**Requirement**
Can you turn the entries into a JSON list of strings, one string per line with blank lines left out, starting with the first line of the entries and going on through the line with "1284, 1622, 1301]", both included?

[Excerpts from a layout annotation set]
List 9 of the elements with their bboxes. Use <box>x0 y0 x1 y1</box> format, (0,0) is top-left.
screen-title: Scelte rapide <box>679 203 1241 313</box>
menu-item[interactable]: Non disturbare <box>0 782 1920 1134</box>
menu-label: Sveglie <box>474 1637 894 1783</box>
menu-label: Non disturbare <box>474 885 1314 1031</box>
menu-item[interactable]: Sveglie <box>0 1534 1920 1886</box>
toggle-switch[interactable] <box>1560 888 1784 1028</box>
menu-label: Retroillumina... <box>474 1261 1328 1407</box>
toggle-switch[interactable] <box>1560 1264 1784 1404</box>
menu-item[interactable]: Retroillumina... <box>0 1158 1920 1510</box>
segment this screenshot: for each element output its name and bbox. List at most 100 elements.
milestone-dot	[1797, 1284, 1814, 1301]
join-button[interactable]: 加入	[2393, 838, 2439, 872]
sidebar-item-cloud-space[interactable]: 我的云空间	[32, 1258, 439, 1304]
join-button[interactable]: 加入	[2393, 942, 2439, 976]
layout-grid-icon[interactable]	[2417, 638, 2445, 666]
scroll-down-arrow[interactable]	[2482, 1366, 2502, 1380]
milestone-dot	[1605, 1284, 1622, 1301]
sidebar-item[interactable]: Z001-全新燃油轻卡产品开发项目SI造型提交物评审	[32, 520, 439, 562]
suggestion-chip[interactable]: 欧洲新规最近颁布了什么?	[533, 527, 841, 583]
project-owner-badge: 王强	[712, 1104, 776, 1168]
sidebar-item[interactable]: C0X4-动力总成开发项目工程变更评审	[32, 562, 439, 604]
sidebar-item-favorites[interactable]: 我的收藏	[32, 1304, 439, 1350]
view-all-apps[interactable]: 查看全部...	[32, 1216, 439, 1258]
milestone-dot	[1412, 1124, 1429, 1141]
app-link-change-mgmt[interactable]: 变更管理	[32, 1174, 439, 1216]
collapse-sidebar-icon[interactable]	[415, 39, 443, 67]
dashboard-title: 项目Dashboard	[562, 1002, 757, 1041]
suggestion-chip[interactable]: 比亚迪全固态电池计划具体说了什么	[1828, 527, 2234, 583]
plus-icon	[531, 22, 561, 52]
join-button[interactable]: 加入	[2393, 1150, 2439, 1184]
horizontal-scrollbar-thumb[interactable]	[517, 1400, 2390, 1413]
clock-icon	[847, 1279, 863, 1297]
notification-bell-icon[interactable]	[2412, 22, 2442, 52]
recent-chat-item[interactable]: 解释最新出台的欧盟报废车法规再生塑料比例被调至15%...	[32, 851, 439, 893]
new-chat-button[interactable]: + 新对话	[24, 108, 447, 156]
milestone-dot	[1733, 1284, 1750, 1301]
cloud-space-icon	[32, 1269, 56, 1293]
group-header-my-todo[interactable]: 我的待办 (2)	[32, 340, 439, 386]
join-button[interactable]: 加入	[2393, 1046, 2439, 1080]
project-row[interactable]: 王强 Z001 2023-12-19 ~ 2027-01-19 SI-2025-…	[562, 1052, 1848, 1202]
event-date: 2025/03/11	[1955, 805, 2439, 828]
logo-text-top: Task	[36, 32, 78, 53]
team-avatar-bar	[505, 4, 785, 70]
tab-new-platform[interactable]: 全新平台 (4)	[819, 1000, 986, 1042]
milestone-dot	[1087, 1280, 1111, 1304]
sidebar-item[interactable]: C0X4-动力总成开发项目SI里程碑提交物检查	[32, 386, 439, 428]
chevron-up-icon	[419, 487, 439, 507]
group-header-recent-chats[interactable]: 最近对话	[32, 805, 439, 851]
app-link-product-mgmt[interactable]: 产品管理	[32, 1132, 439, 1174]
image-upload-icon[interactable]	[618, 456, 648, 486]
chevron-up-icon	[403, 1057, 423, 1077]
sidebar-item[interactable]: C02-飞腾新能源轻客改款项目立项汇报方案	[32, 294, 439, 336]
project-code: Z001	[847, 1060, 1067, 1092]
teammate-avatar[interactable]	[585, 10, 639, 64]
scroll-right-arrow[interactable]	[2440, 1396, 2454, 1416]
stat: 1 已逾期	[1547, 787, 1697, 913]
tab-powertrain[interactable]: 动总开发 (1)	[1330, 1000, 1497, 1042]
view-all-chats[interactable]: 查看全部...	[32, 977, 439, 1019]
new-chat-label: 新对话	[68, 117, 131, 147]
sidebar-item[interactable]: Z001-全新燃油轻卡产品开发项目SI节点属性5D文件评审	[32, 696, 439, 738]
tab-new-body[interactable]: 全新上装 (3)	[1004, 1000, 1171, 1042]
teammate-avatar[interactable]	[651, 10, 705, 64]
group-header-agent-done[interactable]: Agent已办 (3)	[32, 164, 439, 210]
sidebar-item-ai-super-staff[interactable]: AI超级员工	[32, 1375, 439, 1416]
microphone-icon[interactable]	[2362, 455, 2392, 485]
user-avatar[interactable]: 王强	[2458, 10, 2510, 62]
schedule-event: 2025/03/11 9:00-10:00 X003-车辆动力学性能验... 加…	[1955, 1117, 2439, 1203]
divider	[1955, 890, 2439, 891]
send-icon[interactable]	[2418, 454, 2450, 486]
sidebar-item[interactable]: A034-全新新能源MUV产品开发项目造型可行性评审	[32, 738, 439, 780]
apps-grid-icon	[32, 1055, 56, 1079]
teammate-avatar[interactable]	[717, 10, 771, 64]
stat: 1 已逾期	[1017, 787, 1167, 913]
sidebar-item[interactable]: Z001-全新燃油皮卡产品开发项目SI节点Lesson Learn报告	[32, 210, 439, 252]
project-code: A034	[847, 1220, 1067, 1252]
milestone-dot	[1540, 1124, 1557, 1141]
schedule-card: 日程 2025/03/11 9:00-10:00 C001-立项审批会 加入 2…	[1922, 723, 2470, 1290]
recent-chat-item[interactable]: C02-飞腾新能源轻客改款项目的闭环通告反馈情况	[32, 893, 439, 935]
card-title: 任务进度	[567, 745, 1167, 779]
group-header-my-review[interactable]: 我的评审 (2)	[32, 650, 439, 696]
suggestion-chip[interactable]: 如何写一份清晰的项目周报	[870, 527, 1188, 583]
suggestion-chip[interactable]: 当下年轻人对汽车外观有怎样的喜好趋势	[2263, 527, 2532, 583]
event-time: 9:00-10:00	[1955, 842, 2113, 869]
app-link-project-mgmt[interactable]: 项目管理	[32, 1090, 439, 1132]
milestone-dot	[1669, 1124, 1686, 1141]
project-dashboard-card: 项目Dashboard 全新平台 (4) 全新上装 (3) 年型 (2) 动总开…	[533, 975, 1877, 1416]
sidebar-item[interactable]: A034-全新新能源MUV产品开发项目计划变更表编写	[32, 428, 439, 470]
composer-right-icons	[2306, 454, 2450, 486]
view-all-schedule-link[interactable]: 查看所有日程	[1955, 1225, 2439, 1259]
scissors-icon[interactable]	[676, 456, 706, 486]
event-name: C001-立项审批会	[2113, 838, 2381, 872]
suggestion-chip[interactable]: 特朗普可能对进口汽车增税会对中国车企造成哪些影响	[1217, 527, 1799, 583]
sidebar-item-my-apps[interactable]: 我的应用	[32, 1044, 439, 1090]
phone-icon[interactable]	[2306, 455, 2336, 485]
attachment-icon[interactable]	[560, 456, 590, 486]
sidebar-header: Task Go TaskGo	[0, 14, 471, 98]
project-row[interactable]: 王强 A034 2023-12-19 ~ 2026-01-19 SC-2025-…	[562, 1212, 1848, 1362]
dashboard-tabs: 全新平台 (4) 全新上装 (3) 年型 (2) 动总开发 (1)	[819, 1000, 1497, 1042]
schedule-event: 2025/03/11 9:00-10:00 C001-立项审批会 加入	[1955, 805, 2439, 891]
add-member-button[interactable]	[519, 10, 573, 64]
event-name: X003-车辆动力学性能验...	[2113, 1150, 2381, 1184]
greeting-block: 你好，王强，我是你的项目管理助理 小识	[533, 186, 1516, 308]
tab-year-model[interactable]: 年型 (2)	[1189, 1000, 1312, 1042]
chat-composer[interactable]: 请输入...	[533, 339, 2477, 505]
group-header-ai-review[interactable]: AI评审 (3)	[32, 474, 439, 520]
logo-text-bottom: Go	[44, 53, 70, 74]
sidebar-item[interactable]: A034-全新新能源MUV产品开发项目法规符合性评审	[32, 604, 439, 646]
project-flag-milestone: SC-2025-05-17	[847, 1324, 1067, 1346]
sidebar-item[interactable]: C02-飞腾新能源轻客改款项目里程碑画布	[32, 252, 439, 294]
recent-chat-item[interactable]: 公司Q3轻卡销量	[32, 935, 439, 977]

**Task response**
[
  "List 9 of the elements with their bboxes. Use <box>x0 y0 x1 y1</box> format, (0,0) is top-left.",
  "screen-title: Scelte rapide <box>679 203 1241 313</box>",
  "menu-item[interactable]: Non disturbare <box>0 782 1920 1134</box>",
  "menu-label: Sveglie <box>474 1637 894 1783</box>",
  "menu-label: Non disturbare <box>474 885 1314 1031</box>",
  "menu-item[interactable]: Sveglie <box>0 1534 1920 1886</box>",
  "toggle-switch[interactable] <box>1560 888 1784 1028</box>",
  "menu-label: Retroillumina... <box>474 1261 1328 1407</box>",
  "toggle-switch[interactable] <box>1560 1264 1784 1404</box>",
  "menu-item[interactable]: Retroillumina... <box>0 1158 1920 1510</box>",
  "segment this screenshot: for each element output its name and bbox. List at most 100 elements.",
  "milestone-dot\t[1797, 1284, 1814, 1301]",
  "join-button[interactable]: 加入\t[2393, 838, 2439, 872]",
  "sidebar-item-cloud-space[interactable]: 我的云空间\t[32, 1258, 439, 1304]",
  "join-button[interactable]: 加入\t[2393, 942, 2439, 976]",
  "layout-grid-icon[interactable]\t[2417, 638, 2445, 666]",
  "scroll-down-arrow[interactable]\t[2482, 1366, 2502, 1380]",
  "milestone-dot\t[1605, 1284, 1622, 1301]"
]